> WHAT IS BEING ASKED
Output the data below in full, character for character.

↓

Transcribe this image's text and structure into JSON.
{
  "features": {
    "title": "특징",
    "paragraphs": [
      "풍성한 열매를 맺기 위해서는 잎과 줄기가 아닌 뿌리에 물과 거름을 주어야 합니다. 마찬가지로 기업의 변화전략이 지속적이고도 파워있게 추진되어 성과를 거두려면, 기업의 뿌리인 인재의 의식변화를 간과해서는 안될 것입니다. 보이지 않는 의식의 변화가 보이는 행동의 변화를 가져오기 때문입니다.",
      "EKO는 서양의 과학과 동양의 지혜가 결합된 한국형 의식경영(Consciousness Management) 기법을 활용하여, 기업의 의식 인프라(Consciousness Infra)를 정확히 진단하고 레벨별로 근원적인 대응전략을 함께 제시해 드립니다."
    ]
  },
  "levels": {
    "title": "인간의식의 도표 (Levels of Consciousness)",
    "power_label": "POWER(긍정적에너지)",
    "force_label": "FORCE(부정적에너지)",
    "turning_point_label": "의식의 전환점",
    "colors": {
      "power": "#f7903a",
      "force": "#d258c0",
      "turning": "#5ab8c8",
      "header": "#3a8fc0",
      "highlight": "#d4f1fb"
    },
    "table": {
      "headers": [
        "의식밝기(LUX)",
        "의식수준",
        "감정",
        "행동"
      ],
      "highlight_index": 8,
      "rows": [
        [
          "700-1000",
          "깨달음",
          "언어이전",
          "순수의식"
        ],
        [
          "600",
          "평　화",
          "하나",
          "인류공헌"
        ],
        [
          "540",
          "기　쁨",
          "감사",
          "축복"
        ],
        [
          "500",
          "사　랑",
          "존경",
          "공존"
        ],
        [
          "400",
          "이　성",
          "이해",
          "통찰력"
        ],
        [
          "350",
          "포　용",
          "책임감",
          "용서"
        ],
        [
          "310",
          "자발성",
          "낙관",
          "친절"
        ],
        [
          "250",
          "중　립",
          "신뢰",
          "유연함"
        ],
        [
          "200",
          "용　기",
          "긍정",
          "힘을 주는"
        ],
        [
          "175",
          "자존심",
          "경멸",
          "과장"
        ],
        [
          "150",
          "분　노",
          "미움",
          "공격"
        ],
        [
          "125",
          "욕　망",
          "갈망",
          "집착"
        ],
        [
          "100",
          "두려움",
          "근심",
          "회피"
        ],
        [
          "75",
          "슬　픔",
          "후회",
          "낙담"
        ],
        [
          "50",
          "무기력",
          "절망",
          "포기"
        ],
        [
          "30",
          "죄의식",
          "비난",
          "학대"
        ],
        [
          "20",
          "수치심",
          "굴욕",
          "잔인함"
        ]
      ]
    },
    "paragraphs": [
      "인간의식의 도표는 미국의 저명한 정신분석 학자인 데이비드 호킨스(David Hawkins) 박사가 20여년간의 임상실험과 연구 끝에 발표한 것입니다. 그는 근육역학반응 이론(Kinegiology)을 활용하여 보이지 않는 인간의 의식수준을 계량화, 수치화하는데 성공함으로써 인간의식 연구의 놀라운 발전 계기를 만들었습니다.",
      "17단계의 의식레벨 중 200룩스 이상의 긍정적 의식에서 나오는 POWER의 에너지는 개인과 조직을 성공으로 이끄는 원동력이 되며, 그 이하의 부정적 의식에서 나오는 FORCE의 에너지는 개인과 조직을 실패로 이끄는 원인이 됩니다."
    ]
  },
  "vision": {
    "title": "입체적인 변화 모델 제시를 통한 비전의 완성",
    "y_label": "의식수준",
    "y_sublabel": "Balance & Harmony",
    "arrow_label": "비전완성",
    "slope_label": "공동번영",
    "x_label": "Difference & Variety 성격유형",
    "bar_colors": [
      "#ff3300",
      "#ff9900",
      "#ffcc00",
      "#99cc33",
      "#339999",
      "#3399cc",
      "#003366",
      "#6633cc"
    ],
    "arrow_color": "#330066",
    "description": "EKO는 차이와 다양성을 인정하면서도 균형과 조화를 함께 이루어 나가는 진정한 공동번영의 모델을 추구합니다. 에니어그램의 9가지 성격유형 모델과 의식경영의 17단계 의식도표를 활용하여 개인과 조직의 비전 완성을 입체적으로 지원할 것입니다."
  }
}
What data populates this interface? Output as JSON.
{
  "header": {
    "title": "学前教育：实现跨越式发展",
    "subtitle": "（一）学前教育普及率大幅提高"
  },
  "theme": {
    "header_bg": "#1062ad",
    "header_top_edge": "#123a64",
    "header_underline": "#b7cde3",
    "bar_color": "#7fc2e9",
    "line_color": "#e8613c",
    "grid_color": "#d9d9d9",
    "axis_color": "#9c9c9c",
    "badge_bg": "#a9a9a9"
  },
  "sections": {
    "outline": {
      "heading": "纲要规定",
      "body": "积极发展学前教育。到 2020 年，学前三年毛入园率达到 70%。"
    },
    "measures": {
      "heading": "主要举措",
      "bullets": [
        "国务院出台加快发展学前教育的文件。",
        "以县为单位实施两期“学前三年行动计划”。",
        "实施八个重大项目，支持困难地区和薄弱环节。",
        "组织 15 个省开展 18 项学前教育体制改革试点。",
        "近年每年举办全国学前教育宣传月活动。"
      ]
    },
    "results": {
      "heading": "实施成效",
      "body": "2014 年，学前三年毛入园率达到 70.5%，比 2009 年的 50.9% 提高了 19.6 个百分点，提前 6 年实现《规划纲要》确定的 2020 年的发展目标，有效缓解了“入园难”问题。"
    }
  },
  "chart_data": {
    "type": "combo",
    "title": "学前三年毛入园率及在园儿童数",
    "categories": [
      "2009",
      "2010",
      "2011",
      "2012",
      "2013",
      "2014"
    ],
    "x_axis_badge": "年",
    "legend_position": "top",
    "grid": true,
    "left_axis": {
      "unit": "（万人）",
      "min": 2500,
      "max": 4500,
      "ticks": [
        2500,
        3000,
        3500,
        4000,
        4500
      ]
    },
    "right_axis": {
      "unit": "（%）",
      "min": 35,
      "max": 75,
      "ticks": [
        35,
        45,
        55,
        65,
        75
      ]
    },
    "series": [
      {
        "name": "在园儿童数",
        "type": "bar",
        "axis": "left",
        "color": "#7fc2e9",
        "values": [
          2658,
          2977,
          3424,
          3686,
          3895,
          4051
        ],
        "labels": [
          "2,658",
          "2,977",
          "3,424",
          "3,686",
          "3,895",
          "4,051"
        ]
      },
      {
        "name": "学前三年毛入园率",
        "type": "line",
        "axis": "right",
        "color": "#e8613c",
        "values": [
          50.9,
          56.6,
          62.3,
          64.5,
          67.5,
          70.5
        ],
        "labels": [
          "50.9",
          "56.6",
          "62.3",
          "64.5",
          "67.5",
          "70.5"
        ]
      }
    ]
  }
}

↑

> RESULT FOR THIS EXERCISE
Transcribe this image's text and structure into JSON.
{
  "features": {
    "title": "특징",
    "paragraphs": [
      "풍성한 열매를 맺기 위해서는 잎과 줄기가 아닌 뿌리에 물과 거름을 주어야 합니다. 마찬가지로 기업의 변화전략이 지속적이고도 파워있게 추진되어 성과를 거두려면, 기업의 뿌리인 인재의 의식변화를 간과해서는 안될 것입니다. 보이지 않는 의식의 변화가 보이는 행동의 변화를 가져오기 때문입니다.",
      "EKO는 서양의 과학과 동양의 지혜가 결합된 한국형 의식경영(Consciousness Management) 기법을 활용하여, 기업의 의식 인프라(Consciousness Infra)를 정확히 진단하고 레벨별로 근원적인 대응전략을 함께 제시해 드립니다."
    ]
  },
  "levels": {
    "title": "인간의식의 도표 (Levels of Consciousness)",
    "power_label": "POWER(긍정적에너지)",
    "force_label": "FORCE(부정적에너지)",
    "turning_point_label": "의식의 전환점",
    "colors": {
      "power": "#f7903a",
      "force": "#d258c0",
      "turning": "#5ab8c8",
      "header": "#3a8fc0",
      "highlight": "#d4f1fb"
    },
    "table": {
      "headers": [
        "의식밝기(LUX)",
        "의식수준",
        "감정",
        "행동"
      ],
      "highlight_index": 8,
      "rows": [
        [
          "700-1000",
          "깨달음",
          "언어이전",
          "순수의식"
        ],
        [
          "600",
          "평　화",
          "하나",
          "인류공헌"
        ],
        [
          "540",
          "기　쁨",
          "감사",
          "축복"
        ],
        [
          "500",
          "사　랑",
          "존경",
          "공존"
        ],
        [
          "400",
          "이　성",
          "이해",
          "통찰력"
        ],
        [
          "350",
          "포　용",
          "책임감",
          "용서"
        ],
        [
          "310",
          "자발성",
          "낙관",
          "친절"
        ],
        [
          "250",
          "중　립",
          "신뢰",
          "유연함"
        ],
        [
          "200",
          "용　기",
          "긍정",
          "힘을 주는"
        ],
        [
          "175",
          "자존심",
          "경멸",
          "과장"
        ],
        [
          "150",
          "분　노",
          "미움",
          "공격"
        ],
        [
          "125",
          "욕　망",
          "갈망",
          "집착"
        ],
        [
          "100",
          "두려움",
          "근심",
          "회피"
        ],
        [
          "75",
          "슬　픔",
          "후회",
          "낙담"
        ],
        [
          "50",
          "무기력",
          "절망",
          "포기"
        ],
        [
          "30",
          "죄의식",
          "비난",
          "학대"
        ],
        [
          "20",
          "수치심",
          "굴욕",
          "잔인함"
        ]
      ]
    },
    "paragraphs": [
      "인간의식의 도표는 미국의 저명한 정신분석 학자인 데이비드 호킨스(David Hawkins) 박사가 20여년간의 임상실험과 연구 끝에 발표한 것입니다. 그는 근육역학반응 이론(Kinegiology)을 활용하여 보이지 않는 인간의 의식수준을 계량화, 수치화하는데 성공함으로써 인간의식 연구의 놀라운 발전 계기를 만들었습니다.",
      "17단계의 의식레벨 중 200룩스 이상의 긍정적 의식에서 나오는 POWER의 에너지는 개인과 조직을 성공으로 이끄는 원동력이 되며, 그 이하의 부정적 의식에서 나오는 FORCE의 에너지는 개인과 조직을 실패로 이끄는 원인이 됩니다."
    ]
  },
  "vision": {
    "title": "입체적인 변화 모델 제시를 통한 비전의 완성",
    "y_label": "의식수준",
    "y_sublabel": "Balance & Harmony",
    "arrow_label": "비전완성",
    "slope_label": "공동번영",
    "x_label": "Difference & Variety 성격유형",
    "bar_colors": [
      "#ff3300",
      "#ff9900",
      "#ffcc00",
      "#99cc33",
      "#339999",
      "#3399cc",
      "#003366",
      "#6633cc"
    ],
    "arrow_color": "#330066",
    "description": "EKO는 차이와 다양성을 인정하면서도 균형과 조화를 함께 이루어 나가는 진정한 공동번영의 모델을 추구합니다. 에니어그램의 9가지 성격유형 모델과 의식경영의 17단계 의식도표를 활용하여 개인과 조직의 비전 완성을 입체적으로 지원할 것입니다."
  }
}
What data populates this interface? Output as JSON.
{
  "header": {
    "title": "学前教育：实现跨越式发展",
    "subtitle": "（一）学前教育普及率大幅提高"
  },
  "theme": {
    "header_bg": "#1062ad",
    "header_top_edge": "#123a64",
    "header_underline": "#b7cde3",
    "bar_color": "#7fc2e9",
    "line_color": "#e8613c",
    "grid_color": "#d9d9d9",
    "axis_color": "#9c9c9c",
    "badge_bg": "#a9a9a9"
  },
  "sections": {
    "outline": {
      "heading": "纲要规定",
      "body": "积极发展学前教育。到 2020 年，学前三年毛入园率达到 70%。"
    },
    "measures": {
      "heading": "主要举措",
      "bullets": [
        "国务院出台加快发展学前教育的文件。",
        "以县为单位实施两期“学前三年行动计划”。",
        "实施八个重大项目，支持困难地区和薄弱环节。",
        "组织 15 个省开展 18 项学前教育体制改革试点。",
        "近年每年举办全国学前教育宣传月活动。"
      ]
    },
    "results": {
      "heading": "实施成效",
      "body": "2014 年，学前三年毛入园率达到 70.5%，比 2009 年的 50.9% 提高了 19.6 个百分点，提前 6 年实现《规划纲要》确定的 2020 年的发展目标，有效缓解了“入园难”问题。"
    }
  },
  "chart_data": {
    "type": "combo",
    "title": "学前三年毛入园率及在园儿童数",
    "categories": [
      "2009",
      "2010",
      "2011",
      "2012",
      "2013",
      "2014"
    ],
    "x_axis_badge": "年",
    "legend_position": "top",
    "grid": true,
    "left_axis": {
      "unit": "（万人）",
      "min": 2500,
      "max": 4500,
      "ticks": [
        2500,
        3000,
        3500,
        4000,
        4500
      ]
    },
    "right_axis": {
      "unit": "（%）",
      "min": 35,
      "max": 75,
      "ticks": [
        35,
        45,
        55,
        65,
        75
      ]
    },
    "series": [
      {
        "name": "在园儿童数",
        "type": "bar",
        "axis": "left",
        "color": "#7fc2e9",
        "values": [
          2658,
          2977,
          3424,
          3686,
          3895,
          4051
        ],
        "labels": [
          "2,658",
          "2,977",
          "3,424",
          "3,686",
          "3,895",
          "4,051"
        ]
      },
      {
        "name": "学前三年毛入园率",
        "type": "line",
        "axis": "right",
        "color": "#e8613c",
        "values": [
          50.9,
          56.6,
          62.3,
          64.5,
          67.5,
          70.5
        ],
        "labels": [
          "50.9",
          "56.6",
          "62.3",
          "64.5",
          "67.5",
          "70.5"
        ]
      }
    ]
  }
}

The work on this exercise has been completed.